Dataset records
⟨

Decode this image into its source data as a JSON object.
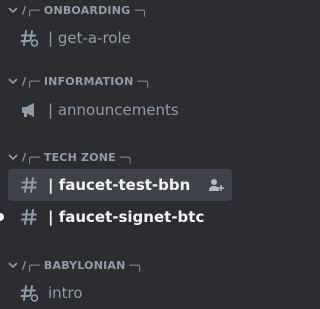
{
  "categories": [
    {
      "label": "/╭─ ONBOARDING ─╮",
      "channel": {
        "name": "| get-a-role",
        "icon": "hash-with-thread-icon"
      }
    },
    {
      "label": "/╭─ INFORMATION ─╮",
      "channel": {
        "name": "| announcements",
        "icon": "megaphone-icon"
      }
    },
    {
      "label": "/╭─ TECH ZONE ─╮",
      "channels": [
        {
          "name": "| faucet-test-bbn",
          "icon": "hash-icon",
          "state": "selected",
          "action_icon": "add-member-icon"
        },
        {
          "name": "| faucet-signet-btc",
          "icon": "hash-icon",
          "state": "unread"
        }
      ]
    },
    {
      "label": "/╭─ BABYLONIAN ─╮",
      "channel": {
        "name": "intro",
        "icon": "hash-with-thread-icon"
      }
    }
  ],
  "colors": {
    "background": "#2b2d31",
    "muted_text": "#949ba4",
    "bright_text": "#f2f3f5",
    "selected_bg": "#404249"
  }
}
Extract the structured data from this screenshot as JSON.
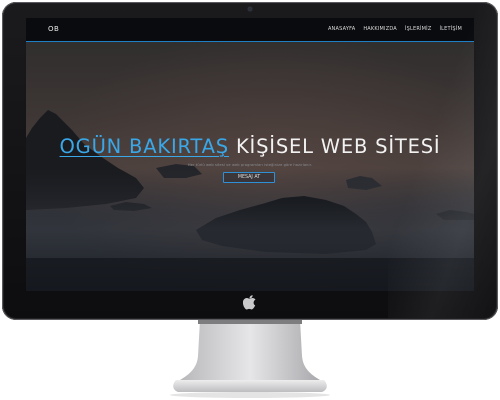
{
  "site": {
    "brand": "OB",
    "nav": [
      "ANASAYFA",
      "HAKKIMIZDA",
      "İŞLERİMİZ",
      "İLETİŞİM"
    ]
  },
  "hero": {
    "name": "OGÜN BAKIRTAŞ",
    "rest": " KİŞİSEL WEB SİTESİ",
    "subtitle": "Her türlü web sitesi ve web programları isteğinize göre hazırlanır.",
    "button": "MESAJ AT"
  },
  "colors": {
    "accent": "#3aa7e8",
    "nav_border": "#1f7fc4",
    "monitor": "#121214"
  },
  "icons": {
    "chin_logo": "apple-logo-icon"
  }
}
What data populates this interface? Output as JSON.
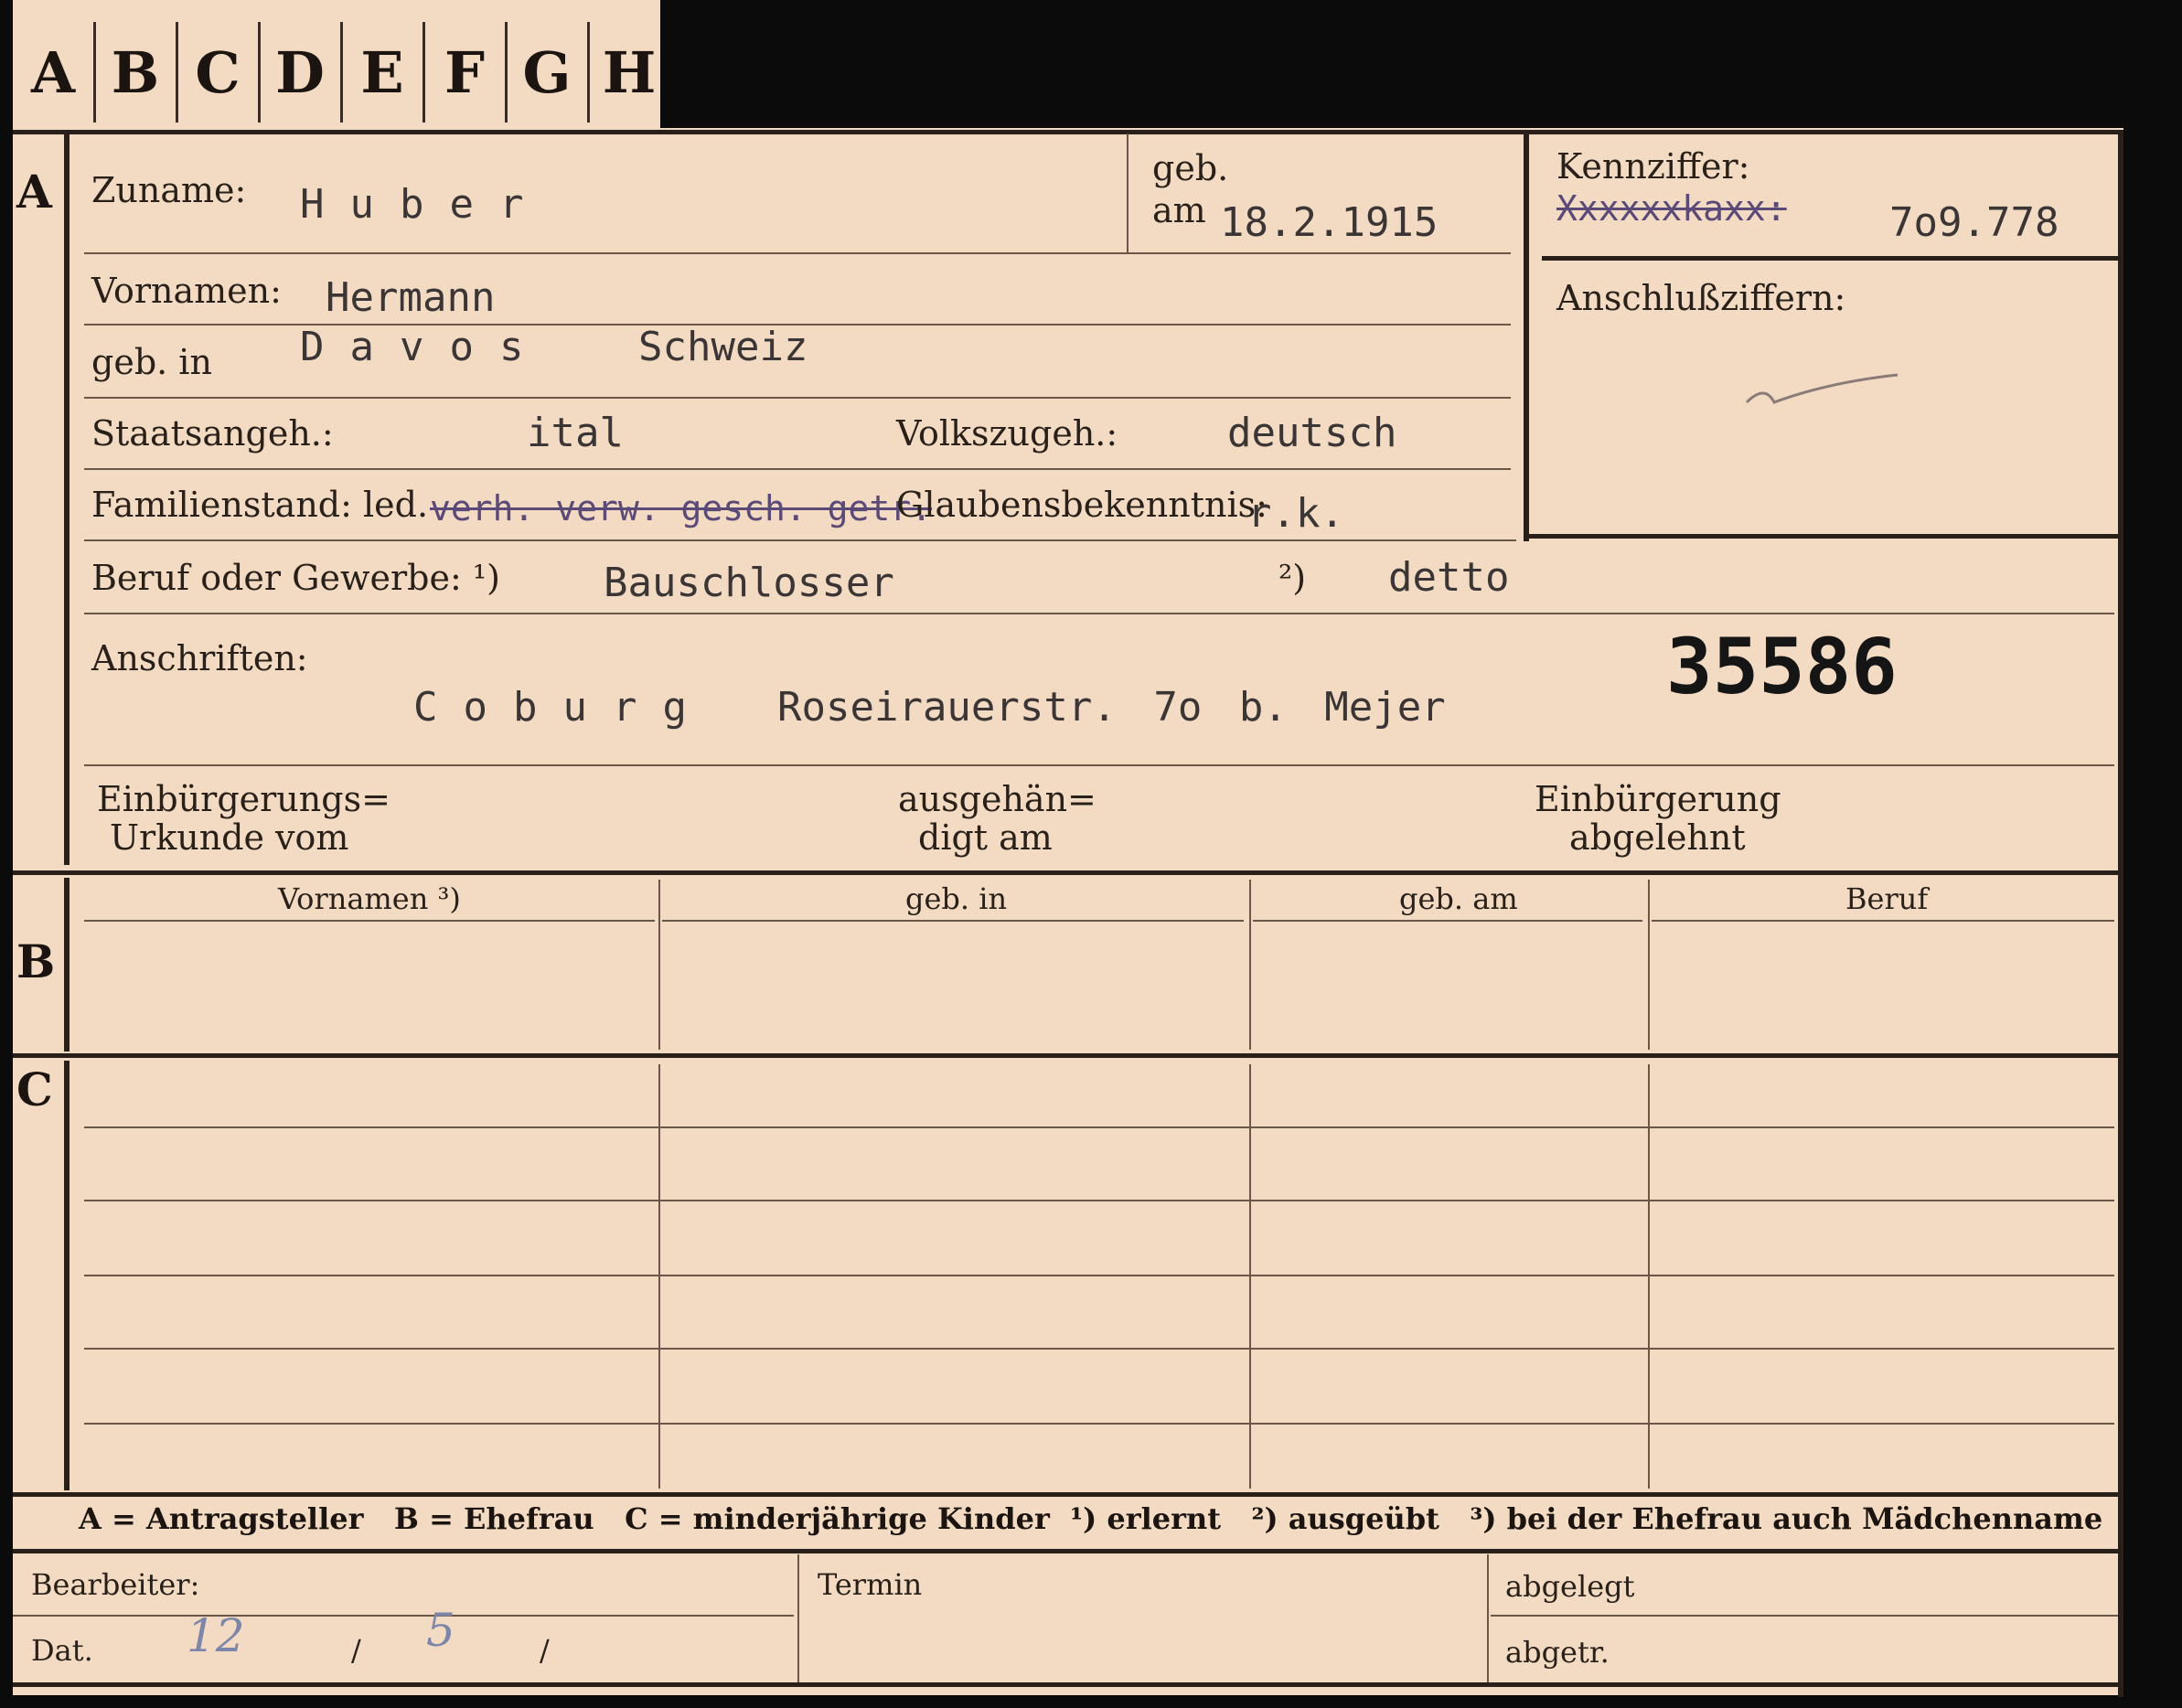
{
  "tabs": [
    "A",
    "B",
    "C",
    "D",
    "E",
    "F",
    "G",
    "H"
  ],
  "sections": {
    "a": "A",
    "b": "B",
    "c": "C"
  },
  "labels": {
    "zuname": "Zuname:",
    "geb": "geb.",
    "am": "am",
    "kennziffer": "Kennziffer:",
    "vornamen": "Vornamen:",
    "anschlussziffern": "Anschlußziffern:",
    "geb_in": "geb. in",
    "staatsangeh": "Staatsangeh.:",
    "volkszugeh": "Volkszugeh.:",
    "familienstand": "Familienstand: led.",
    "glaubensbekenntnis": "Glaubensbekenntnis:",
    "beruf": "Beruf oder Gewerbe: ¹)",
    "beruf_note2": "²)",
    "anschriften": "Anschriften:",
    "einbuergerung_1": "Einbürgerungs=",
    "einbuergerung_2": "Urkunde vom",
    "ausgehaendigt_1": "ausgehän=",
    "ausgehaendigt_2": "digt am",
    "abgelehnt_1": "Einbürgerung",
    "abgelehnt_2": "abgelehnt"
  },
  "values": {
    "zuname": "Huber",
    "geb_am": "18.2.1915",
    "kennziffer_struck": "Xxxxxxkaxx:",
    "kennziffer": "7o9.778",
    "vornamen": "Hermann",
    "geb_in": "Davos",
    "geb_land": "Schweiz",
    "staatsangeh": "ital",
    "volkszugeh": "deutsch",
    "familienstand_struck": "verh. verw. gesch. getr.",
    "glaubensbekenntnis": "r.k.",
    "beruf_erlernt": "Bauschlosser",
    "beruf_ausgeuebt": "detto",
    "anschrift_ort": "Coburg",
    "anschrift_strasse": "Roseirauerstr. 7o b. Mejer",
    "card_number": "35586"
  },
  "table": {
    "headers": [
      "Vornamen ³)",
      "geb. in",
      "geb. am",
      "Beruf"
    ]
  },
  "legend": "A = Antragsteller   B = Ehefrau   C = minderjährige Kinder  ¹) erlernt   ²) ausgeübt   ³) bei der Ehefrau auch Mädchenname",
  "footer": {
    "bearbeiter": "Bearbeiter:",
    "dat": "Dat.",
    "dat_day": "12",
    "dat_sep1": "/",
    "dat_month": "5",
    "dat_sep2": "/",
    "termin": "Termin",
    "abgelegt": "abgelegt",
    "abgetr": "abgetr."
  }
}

⟩
⟨

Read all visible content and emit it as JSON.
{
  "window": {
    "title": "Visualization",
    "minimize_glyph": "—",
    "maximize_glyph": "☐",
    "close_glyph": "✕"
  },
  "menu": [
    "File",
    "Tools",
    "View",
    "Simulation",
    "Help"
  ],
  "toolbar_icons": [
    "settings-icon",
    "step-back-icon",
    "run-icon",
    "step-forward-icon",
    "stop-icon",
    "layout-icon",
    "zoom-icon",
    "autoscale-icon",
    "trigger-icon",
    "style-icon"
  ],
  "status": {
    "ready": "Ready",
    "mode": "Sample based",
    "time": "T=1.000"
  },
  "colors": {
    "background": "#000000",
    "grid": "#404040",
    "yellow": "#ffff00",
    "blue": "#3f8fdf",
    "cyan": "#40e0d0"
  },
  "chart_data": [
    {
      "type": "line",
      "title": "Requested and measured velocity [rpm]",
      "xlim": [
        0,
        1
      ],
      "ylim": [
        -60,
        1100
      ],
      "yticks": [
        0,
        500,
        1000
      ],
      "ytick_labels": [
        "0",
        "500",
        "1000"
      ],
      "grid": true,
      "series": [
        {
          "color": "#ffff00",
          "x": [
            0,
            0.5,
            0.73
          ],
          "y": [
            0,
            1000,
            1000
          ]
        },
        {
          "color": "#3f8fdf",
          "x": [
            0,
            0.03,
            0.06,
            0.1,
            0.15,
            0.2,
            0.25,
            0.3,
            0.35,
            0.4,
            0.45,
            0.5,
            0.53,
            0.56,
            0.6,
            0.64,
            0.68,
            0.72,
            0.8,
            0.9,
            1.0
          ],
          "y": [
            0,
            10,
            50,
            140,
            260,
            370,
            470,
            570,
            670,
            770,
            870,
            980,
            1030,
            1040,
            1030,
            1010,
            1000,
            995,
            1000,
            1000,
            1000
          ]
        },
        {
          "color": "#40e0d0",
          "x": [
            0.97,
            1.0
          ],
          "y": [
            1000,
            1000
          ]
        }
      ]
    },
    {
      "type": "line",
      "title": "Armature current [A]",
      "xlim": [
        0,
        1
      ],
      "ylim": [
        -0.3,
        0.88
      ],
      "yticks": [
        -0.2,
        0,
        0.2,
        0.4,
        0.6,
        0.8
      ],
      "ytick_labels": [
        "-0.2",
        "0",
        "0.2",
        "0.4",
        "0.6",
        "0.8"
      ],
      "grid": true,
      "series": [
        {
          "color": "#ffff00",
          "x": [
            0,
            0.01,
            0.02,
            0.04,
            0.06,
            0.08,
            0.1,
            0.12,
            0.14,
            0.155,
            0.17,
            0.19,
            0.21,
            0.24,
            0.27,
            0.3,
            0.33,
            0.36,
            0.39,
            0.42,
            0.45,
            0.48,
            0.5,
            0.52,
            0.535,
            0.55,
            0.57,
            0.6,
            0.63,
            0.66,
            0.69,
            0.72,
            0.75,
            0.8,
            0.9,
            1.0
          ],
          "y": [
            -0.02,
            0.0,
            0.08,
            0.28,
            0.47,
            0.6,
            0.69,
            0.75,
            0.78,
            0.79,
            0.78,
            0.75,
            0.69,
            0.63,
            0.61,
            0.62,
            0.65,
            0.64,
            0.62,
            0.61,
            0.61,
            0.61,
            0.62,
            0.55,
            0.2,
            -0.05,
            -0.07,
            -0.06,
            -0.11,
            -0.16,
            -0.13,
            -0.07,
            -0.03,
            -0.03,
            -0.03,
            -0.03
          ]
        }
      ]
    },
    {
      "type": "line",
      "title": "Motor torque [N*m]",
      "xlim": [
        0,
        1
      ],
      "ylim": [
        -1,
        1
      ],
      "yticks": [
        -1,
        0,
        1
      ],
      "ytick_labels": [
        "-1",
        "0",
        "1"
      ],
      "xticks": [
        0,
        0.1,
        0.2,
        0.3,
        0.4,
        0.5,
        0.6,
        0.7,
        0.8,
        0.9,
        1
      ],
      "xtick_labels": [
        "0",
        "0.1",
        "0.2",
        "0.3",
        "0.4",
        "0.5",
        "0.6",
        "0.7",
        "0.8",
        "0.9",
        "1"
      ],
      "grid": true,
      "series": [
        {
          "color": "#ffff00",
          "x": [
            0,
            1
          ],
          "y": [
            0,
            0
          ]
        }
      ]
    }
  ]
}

⟩
⟨

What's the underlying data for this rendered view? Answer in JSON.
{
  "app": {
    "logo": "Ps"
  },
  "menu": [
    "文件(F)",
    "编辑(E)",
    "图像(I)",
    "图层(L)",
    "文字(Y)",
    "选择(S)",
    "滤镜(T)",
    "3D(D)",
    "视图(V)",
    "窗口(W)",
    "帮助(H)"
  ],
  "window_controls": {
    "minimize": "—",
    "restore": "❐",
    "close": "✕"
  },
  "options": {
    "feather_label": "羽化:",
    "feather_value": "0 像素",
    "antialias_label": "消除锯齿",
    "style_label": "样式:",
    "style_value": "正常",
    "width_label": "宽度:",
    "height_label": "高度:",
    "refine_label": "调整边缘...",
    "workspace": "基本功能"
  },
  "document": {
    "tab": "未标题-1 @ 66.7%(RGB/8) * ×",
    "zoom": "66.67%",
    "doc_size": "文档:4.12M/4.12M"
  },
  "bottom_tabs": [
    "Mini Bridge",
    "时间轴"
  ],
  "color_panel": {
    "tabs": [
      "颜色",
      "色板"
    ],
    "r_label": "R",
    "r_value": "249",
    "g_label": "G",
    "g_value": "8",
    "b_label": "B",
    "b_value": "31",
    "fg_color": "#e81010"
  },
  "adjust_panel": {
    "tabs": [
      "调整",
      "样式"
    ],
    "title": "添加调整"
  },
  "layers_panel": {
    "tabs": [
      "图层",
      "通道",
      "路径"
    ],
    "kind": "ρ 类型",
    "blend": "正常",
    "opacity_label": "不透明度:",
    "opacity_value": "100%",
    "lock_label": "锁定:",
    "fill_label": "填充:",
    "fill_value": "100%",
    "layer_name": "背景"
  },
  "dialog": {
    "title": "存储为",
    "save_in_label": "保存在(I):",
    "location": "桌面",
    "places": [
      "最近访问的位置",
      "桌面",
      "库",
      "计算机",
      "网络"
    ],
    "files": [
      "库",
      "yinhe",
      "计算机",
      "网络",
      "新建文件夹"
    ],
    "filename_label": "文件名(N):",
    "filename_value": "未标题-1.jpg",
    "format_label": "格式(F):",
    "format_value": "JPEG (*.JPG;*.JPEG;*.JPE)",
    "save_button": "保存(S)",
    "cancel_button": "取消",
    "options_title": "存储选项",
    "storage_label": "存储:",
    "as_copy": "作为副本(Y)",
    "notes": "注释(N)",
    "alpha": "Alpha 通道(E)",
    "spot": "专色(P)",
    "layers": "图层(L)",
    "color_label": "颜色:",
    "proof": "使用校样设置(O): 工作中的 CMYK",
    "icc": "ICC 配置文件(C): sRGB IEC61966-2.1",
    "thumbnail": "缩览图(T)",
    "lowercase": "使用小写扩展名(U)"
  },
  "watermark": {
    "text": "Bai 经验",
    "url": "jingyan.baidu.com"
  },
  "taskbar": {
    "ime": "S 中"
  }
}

⟩

### DIRECTION
Pull out every line above that holds the word "glaubensbekenntnis".

### RESPONSE
    "glaubensbekenntnis": "Glaubensbekenntnis:",
    "glaubensbekenntnis": "r.k.",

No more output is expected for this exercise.